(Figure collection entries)

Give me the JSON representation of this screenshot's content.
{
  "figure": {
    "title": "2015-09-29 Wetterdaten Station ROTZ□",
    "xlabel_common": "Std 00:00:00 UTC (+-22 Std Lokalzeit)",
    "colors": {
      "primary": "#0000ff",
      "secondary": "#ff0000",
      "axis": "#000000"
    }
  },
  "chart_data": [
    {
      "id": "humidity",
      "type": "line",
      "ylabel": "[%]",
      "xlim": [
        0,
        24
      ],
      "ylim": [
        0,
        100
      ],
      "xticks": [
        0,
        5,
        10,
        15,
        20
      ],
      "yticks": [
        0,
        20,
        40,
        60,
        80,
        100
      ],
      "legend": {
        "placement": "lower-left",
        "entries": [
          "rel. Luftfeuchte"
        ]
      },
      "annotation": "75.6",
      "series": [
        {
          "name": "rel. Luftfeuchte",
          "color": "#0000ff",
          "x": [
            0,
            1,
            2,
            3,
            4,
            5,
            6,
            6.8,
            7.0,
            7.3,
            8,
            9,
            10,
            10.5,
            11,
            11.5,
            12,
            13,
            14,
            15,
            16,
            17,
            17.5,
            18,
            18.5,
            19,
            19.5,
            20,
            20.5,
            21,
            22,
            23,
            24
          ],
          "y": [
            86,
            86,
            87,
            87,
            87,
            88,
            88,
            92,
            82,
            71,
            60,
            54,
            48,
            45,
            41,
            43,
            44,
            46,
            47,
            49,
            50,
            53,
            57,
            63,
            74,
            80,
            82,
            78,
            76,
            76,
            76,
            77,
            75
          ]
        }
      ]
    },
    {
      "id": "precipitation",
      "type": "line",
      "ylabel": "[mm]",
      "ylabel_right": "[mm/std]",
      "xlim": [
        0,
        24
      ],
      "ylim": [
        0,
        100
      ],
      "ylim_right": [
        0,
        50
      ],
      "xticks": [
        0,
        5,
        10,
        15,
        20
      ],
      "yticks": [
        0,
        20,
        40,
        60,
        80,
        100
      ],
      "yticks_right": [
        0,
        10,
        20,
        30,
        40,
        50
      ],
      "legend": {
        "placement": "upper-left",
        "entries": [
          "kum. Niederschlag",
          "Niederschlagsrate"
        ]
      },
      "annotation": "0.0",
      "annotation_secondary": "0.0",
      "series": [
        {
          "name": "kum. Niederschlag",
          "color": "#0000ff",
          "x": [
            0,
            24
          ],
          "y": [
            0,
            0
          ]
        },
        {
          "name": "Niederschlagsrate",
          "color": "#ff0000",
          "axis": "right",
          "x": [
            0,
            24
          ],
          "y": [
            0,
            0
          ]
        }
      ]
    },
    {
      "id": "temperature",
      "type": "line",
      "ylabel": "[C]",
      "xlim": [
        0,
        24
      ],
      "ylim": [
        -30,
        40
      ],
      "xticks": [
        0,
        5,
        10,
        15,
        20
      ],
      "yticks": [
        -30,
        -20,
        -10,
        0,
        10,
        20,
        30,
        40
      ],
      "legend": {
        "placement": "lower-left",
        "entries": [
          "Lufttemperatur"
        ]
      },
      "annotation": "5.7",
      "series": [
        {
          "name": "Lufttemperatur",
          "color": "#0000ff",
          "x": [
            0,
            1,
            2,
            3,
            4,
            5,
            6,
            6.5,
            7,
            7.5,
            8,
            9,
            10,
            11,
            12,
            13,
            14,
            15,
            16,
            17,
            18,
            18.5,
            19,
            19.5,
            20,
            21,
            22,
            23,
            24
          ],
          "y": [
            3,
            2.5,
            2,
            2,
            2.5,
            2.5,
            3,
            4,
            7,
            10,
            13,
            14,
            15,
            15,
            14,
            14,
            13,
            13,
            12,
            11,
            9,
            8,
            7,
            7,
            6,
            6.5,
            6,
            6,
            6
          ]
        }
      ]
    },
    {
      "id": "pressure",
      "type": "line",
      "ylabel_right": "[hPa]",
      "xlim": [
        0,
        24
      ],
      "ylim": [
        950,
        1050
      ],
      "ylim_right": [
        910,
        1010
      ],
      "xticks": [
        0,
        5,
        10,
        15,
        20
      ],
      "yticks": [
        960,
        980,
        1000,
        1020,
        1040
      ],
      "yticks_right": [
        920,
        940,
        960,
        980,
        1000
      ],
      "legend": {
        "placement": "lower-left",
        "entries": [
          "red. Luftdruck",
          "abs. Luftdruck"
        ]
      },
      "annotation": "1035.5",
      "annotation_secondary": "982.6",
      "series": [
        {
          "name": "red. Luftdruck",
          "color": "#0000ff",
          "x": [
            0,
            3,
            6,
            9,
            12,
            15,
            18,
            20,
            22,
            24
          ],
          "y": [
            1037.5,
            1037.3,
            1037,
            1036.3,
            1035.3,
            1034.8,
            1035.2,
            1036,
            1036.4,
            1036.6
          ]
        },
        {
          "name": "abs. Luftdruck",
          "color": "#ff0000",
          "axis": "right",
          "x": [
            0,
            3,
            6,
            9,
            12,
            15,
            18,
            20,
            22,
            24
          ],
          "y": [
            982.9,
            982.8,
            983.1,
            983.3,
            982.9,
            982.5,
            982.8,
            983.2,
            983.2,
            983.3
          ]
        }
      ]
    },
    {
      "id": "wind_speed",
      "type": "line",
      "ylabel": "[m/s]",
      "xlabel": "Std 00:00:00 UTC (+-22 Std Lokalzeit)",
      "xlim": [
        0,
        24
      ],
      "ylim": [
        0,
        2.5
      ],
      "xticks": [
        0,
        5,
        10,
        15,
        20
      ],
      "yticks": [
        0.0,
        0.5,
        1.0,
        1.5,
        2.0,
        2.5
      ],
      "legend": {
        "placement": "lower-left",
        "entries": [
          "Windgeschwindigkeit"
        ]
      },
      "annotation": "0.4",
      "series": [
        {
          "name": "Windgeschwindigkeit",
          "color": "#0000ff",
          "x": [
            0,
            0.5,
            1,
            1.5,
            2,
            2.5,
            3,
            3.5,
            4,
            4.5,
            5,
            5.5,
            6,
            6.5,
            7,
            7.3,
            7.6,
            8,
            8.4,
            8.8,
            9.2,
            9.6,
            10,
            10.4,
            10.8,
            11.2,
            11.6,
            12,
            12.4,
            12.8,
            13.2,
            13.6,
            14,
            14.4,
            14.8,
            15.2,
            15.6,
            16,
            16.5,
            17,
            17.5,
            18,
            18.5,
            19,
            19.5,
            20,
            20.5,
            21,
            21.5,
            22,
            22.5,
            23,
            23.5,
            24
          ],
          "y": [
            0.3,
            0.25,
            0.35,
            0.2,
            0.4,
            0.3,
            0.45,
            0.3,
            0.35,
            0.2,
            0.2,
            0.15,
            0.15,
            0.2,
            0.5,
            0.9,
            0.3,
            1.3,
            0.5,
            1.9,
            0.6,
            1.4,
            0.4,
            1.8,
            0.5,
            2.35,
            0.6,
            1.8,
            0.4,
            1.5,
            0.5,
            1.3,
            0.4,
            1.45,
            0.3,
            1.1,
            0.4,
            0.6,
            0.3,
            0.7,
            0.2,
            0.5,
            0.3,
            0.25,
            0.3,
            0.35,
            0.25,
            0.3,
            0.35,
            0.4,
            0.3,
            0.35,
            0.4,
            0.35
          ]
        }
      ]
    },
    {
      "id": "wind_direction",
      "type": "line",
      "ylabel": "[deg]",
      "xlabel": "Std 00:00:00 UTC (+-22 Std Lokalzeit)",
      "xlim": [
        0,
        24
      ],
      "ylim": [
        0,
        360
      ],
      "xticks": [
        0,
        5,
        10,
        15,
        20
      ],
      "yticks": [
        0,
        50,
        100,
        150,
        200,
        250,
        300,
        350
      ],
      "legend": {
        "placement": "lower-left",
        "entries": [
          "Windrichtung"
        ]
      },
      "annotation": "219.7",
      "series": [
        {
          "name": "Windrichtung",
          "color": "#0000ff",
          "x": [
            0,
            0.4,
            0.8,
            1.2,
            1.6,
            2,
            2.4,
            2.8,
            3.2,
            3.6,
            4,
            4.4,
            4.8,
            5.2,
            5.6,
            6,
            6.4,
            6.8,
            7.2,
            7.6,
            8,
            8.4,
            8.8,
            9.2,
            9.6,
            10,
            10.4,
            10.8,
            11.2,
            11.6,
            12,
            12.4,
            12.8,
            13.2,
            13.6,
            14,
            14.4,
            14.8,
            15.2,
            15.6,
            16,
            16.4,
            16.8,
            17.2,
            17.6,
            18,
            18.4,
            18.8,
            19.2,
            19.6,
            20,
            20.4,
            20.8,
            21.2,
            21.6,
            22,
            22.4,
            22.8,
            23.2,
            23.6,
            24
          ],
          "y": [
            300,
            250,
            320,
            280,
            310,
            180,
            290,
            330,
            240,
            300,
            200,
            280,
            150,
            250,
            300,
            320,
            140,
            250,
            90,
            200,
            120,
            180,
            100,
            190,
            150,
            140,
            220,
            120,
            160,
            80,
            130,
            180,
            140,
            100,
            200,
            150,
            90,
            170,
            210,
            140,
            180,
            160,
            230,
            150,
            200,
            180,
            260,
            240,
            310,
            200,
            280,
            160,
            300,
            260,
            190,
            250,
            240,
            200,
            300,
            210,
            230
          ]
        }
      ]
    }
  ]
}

• [WHAT YOU NEED TO DO]
Report back each line of the entries that holds the string "name".

• [ANSWER TO THE PROBLEM]
          "name": "rel. Luftfeuchte",
          "name": "kum. Niederschlag",
          "name": "Niederschlagsrate",
          "name": "Lufttemperatur",
          "name": "red. Luftdruck",
          "name": "abs. Luftdruck",
          "name": "Windgeschwindigkeit",
          "name": "Windrichtung",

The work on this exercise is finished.